→ **The problem**: Copy out the material below in full, but not its images.

→ **Data to use**:
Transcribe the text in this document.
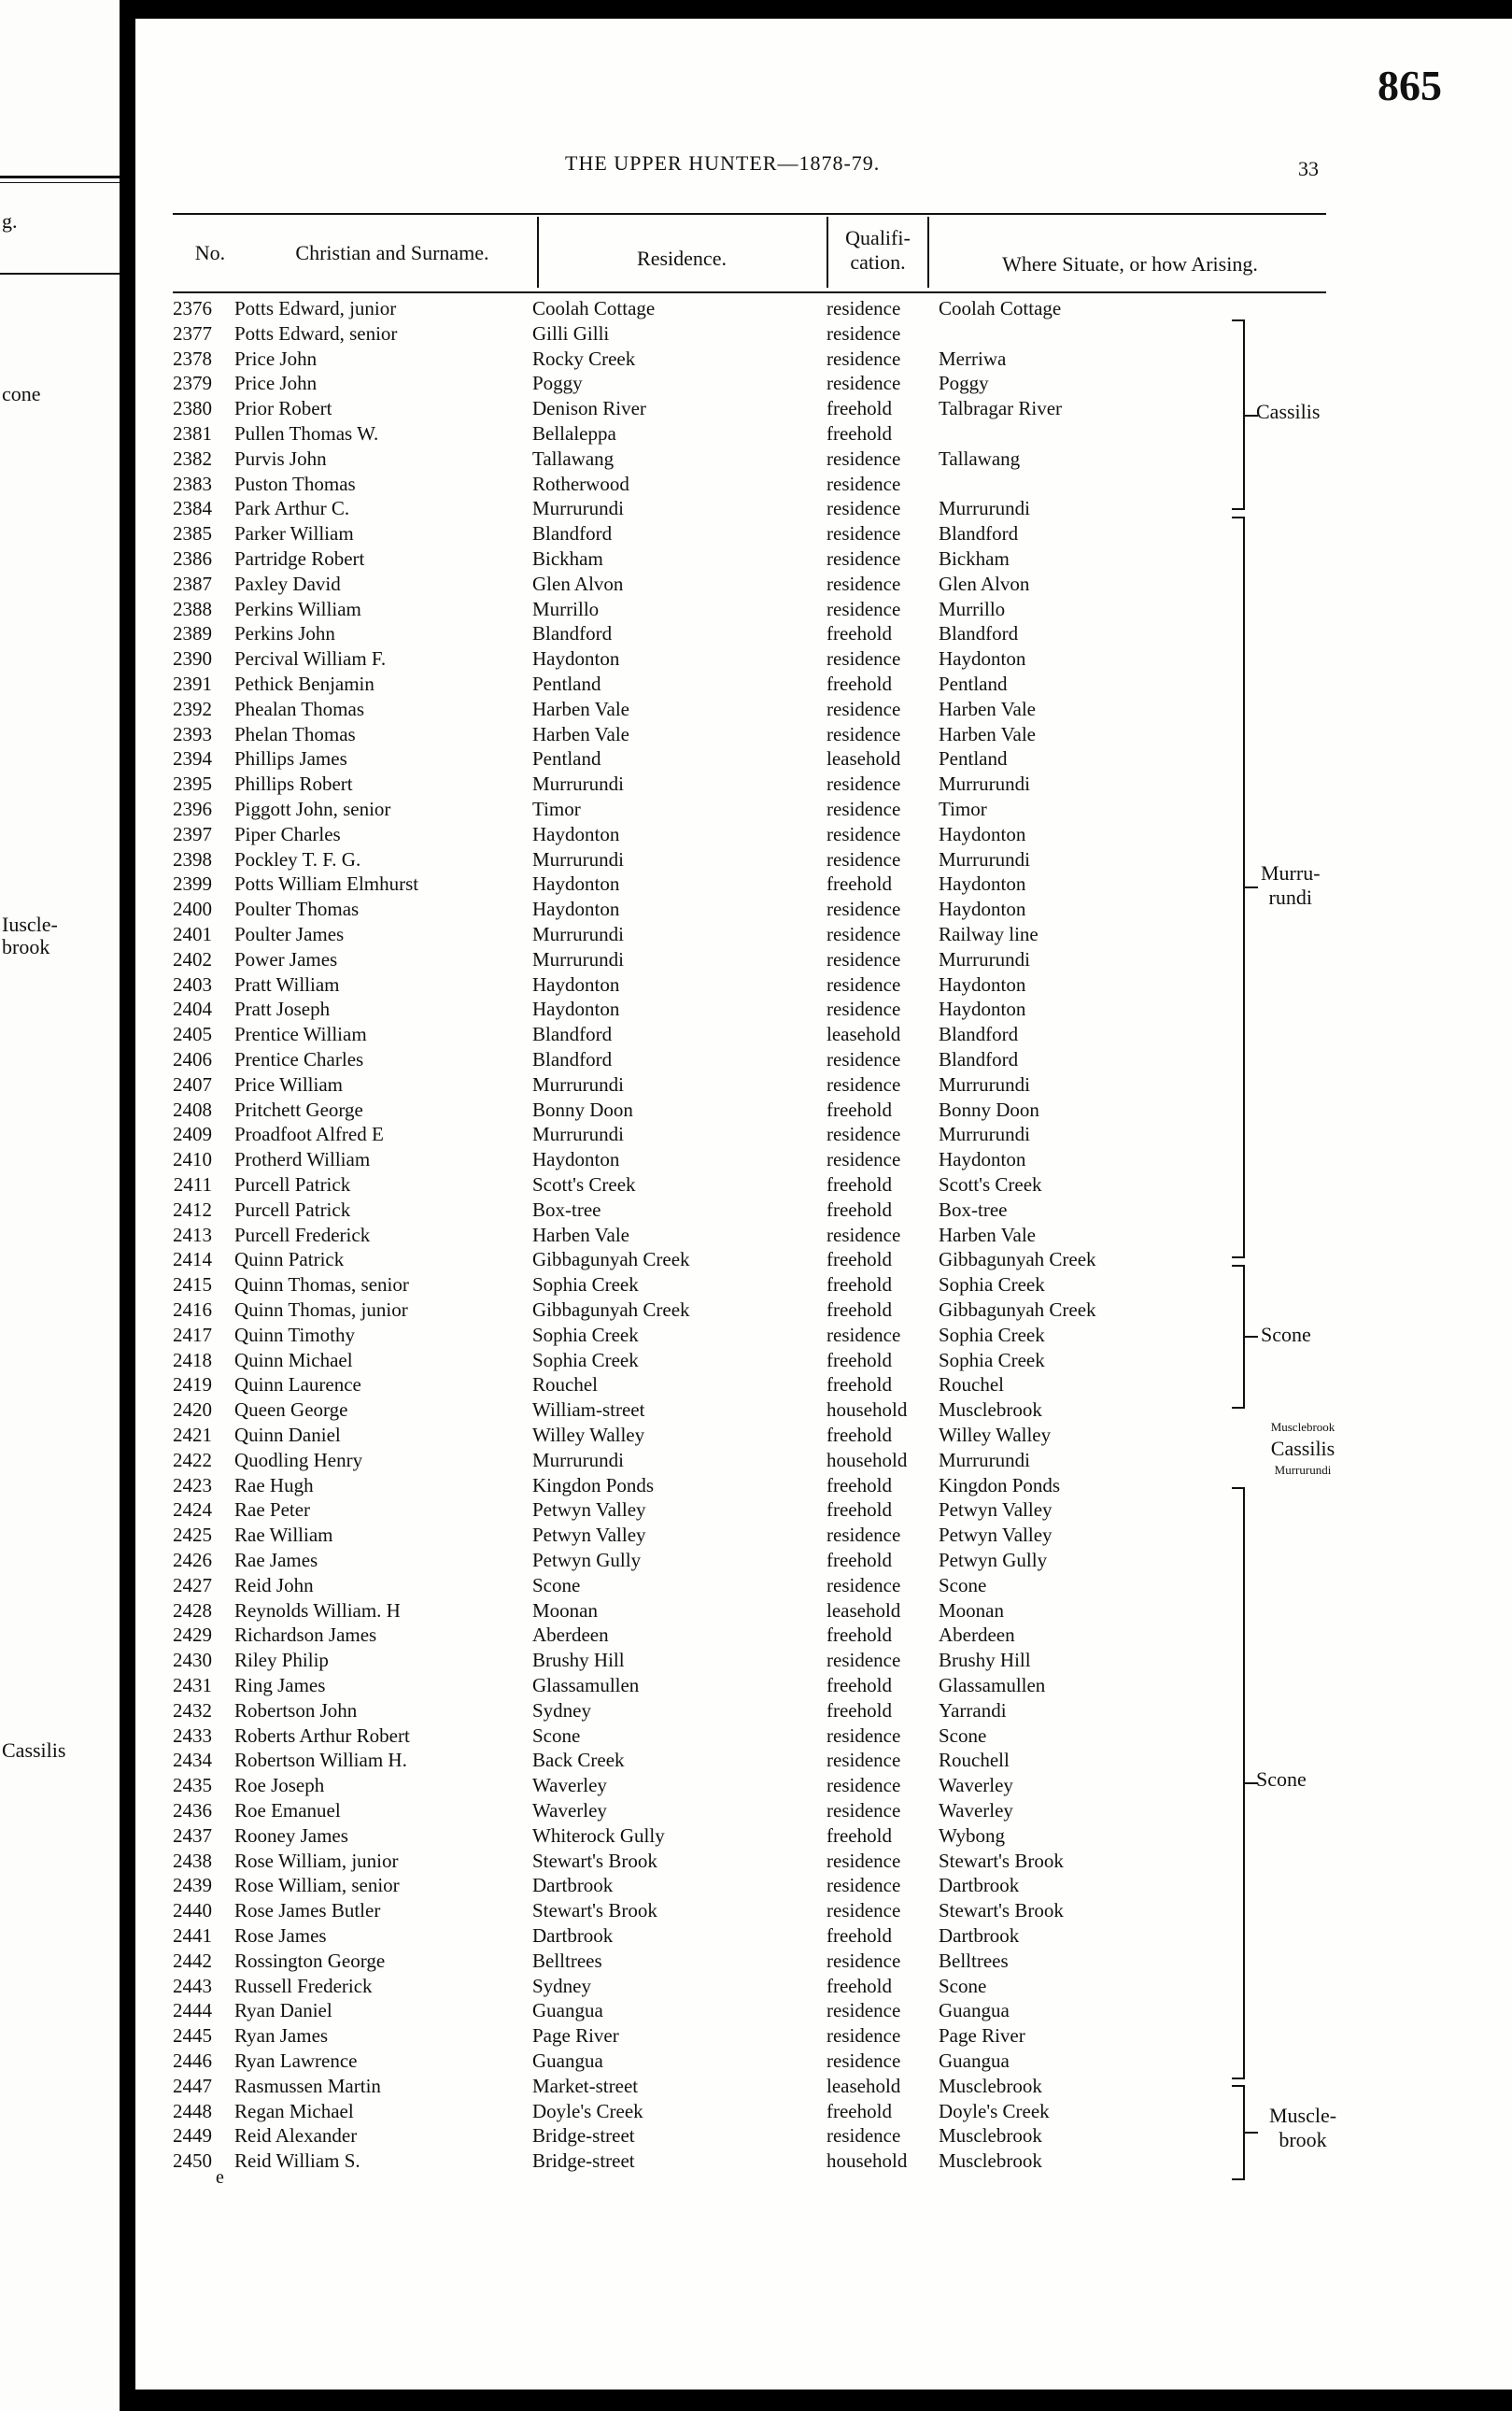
g.
cone
Iuscle-
brook
Cassilis
865
THE UPPER HUNTER—1878-79.	33
No.	Christian and Surname.	Residence.
Qualifi-
cation.	Where Situate, or how Arising.
2376 Potts Edward, junior	Coolah Cottage	residence Coolah Cottage
2377 Potts Edward, senior	Gilli Gilli	residence
2378 Price John	Rocky Creek	residence Merriwa
2379 Price John	Poggy	residence Poggy
2380 Prior Robert	Denison River	freehold Talbragar River
2381 Pullen Thomas W.	Bellaleppa	freehold
2382 Purvis John	Tallawang	residence Tallawang
2383 Puston Thomas	Rotherwood	residence
2384 Park Arthur C.	Murrurundi	residence Murrurundi
2385 Parker William	Blandford	residence Blandford
2386 Partridge Robert	Bickham	residence Bickham
2387 Paxley David	Glen Alvon	residence Glen Alvon
2388 Perkins William	Murrillo	residence Murrillo
2389 Perkins John	Blandford	freehold Blandford
2390 Percival William F.	Haydonton	residence Haydonton
2391 Pethick Benjamin	Pentland	freehold Pentland
2392 Phealan Thomas	Harben Vale	residence Harben Vale
2393 Phelan Thomas	Harben Vale	residence Harben Vale
2394 Phillips James	Pentland	leasehold Pentland
2395 Phillips Robert	Murrurundi	residence Murrurundi
2396 Piggott John, senior	Timor	residence Timor
2397 Piper Charles	Haydonton	residence Haydonton
2398 Pockley T. F. G.	Murrurundi	residence Murrurundi
2399 Potts William Elmhurst	Haydonton	freehold Haydonton
2400 Poulter Thomas	Haydonton	residence Haydonton
2401 Poulter James	Murrurundi	residence Railway line
2402 Power James	Murrurundi	residence Murrurundi
2403 Pratt William	Haydonton	residence Haydonton
2404 Pratt Joseph	Haydonton	residence Haydonton
2405 Prentice William	Blandford	leasehold Blandford
2406 Prentice Charles	Blandford	residence Blandford
2407 Price William	Murrurundi	residence Murrurundi
2408 Pritchett George	Bonny Doon	freehold Bonny Doon
2409 Proadfoot Alfred E	Murrurundi	residence Murrurundi
2410 Protherd William	Haydonton	residence Haydonton
2411 Purcell Patrick	Scott's Creek	freehold Scott's Creek
2412 Purcell Patrick	Box-tree	freehold Box-tree
2413 Purcell Frederick	Harben Vale	residence Harben Vale
2414 Quinn Patrick	Gibbagunyah Creek	freehold Gibbagunyah Creek
2415 Quinn Thomas, senior	Sophia Creek	freehold Sophia Creek
2416 Quinn Thomas, junior	Gibbagunyah Creek	freehold Gibbagunyah Creek
2417 Quinn Timothy	Sophia Creek	residence Sophia Creek
2418 Quinn Michael	Sophia Creek	freehold Sophia Creek
2419 Quinn Laurence	Rouchel	freehold Rouchel
2420 Queen George	William-street	household Musclebrook
2421 Quinn Daniel	Willey Walley	freehold Willey Walley
2422 Quodling Henry	Murrurundi	household Murrurundi
2423 Rae Hugh	Kingdon Ponds	freehold Kingdon Ponds
2424 Rae Peter	Petwyn Valley	freehold Petwyn Valley
2425 Rae William	Petwyn Valley	residence Petwyn Valley
2426 Rae James	Petwyn Gully	freehold Petwyn Gully
2427 Reid John	Scone	residence Scone
2428 Reynolds William. H	Moonan	leasehold Moonan
2429 Richardson James	Aberdeen	freehold Aberdeen
2430 Riley Philip	Brushy Hill	residence Brushy Hill
2431 Ring James	Glassamullen	freehold Glassamullen
2432 Robertson John	Sydney	freehold Yarrandi
2433 Roberts Arthur Robert	Scone	residence Scone
2434 Robertson William H.	Back Creek	residence Rouchell
2435 Roe Joseph	Waverley	residence Waverley
2436 Roe Emanuel	Waverley	residence Waverley
2437 Rooney James	Whiterock Gully	freehold Wybong
2438 Rose William, junior	Stewart's Brook	residence Stewart's Brook
2439 Rose William, senior	Dartbrook	residence Dartbrook
2440 Rose James Butler	Stewart's Brook	residence Stewart's Brook
2441 Rose James	Dartbrook	freehold Dartbrook
2442 Rossington George	Belltrees	residence Belltrees
2443 Russell Frederick	Sydney	freehold Scone
2444 Ryan Daniel	Guangua	residence Guangua
2445 Ryan James	Page River	residence Page River
2446 Ryan Lawrence	Guangua	residence Guangua
2447 Rasmussen Martin	Market-street	leasehold Musclebrook
2448 Regan Michael	Doyle's Creek	freehold Doyle's Creek
2449 Reid Alexander	Bridge-street	residence Musclebrook
2450 Reid William S.	Bridge-street	household Musclebrook
Cassilis
Murru-
rundi
Scone
Musclebrook
Cassilis
Murrurundi
Scone
Muscle-
brook
e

→ **Finished task**:
Transcribe the text in this document.
g.
cone
Iuscle-
brook
Cassilis
865
THE UPPER HUNTER—1878-79.	33
No.	Christian and Surname.	Residence.
Qualifi-
cation.	Where Situate, or how Arising.
2376 Potts Edward, junior	Coolah Cottage	residence Coolah Cottage
2377 Potts Edward, senior	Gilli Gilli	residence
2378 Price John	Rocky Creek	residence Merriwa
2379 Price John	Poggy	residence Poggy
2380 Prior Robert	Denison River	freehold Talbragar River
2381 Pullen Thomas W.	Bellaleppa	freehold
2382 Purvis John	Tallawang	residence Tallawang
2383 Puston Thomas	Rotherwood	residence
2384 Park Arthur C.	Murrurundi	residence Murrurundi
2385 Parker William	Blandford	residence Blandford
2386 Partridge Robert	Bickham	residence Bickham
2387 Paxley David	Glen Alvon	residence Glen Alvon
2388 Perkins William	Murrillo	residence Murrillo
2389 Perkins John	Blandford	freehold Blandford
2390 Percival William F.	Haydonton	residence Haydonton
2391 Pethick Benjamin	Pentland	freehold Pentland
2392 Phealan Thomas	Harben Vale	residence Harben Vale
2393 Phelan Thomas	Harben Vale	residence Harben Vale
2394 Phillips James	Pentland	leasehold Pentland
2395 Phillips Robert	Murrurundi	residence Murrurundi
2396 Piggott John, senior	Timor	residence Timor
2397 Piper Charles	Haydonton	residence Haydonton
2398 Pockley T. F. G.	Murrurundi	residence Murrurundi
2399 Potts William Elmhurst	Haydonton	freehold Haydonton
2400 Poulter Thomas	Haydonton	residence Haydonton
2401 Poulter James	Murrurundi	residence Railway line
2402 Power James	Murrurundi	residence Murrurundi
2403 Pratt William	Haydonton	residence Haydonton
2404 Pratt Joseph	Haydonton	residence Haydonton
2405 Prentice William	Blandford	leasehold Blandford
2406 Prentice Charles	Blandford	residence Blandford
2407 Price William	Murrurundi	residence Murrurundi
2408 Pritchett George	Bonny Doon	freehold Bonny Doon
2409 Proadfoot Alfred E	Murrurundi	residence Murrurundi
2410 Protherd William	Haydonton	residence Haydonton
2411 Purcell Patrick	Scott's Creek	freehold Scott's Creek
2412 Purcell Patrick	Box-tree	freehold Box-tree
2413 Purcell Frederick	Harben Vale	residence Harben Vale
2414 Quinn Patrick	Gibbagunyah Creek	freehold Gibbagunyah Creek
2415 Quinn Thomas, senior	Sophia Creek	freehold Sophia Creek
2416 Quinn Thomas, junior	Gibbagunyah Creek	freehold Gibbagunyah Creek
2417 Quinn Timothy	Sophia Creek	residence Sophia Creek
2418 Quinn Michael	Sophia Creek	freehold Sophia Creek
2419 Quinn Laurence	Rouchel	freehold Rouchel
2420 Queen George	William-street	household Musclebrook
2421 Quinn Daniel	Willey Walley	freehold Willey Walley
2422 Quodling Henry	Murrurundi	household Murrurundi
2423 Rae Hugh	Kingdon Ponds	freehold Kingdon Ponds
2424 Rae Peter	Petwyn Valley	freehold Petwyn Valley
2425 Rae William	Petwyn Valley	residence Petwyn Valley
2426 Rae James	Petwyn Gully	freehold Petwyn Gully
2427 Reid John	Scone	residence Scone
2428 Reynolds William. H	Moonan	leasehold Moonan
2429 Richardson James	Aberdeen	freehold Aberdeen
2430 Riley Philip	Brushy Hill	residence Brushy Hill
2431 Ring James	Glassamullen	freehold Glassamullen
2432 Robertson John	Sydney	freehold Yarrandi
2433 Roberts Arthur Robert	Scone	residence Scone
2434 Robertson William H.	Back Creek	residence Rouchell
2435 Roe Joseph	Waverley	residence Waverley
2436 Roe Emanuel	Waverley	residence Waverley
2437 Rooney James	Whiterock Gully	freehold Wybong
2438 Rose William, junior	Stewart's Brook	residence Stewart's Brook
2439 Rose William, senior	Dartbrook	residence Dartbrook
2440 Rose James Butler	Stewart's Brook	residence Stewart's Brook
2441 Rose James	Dartbrook	freehold Dartbrook
2442 Rossington George	Belltrees	residence Belltrees
2443 Russell Frederick	Sydney	freehold Scone
2444 Ryan Daniel	Guangua	residence Guangua
2445 Ryan James	Page River	residence Page River
2446 Ryan Lawrence	Guangua	residence Guangua
2447 Rasmussen Martin	Market-street	leasehold Musclebrook
2448 Regan Michael	Doyle's Creek	freehold Doyle's Creek
2449 Reid Alexander	Bridge-street	residence Musclebrook
2450 Reid William S.	Bridge-street	household Musclebrook
Cassilis
Murru-
rundi
Scone
Musclebrook
Cassilis
Murrurundi
Scone
Muscle-
brook
e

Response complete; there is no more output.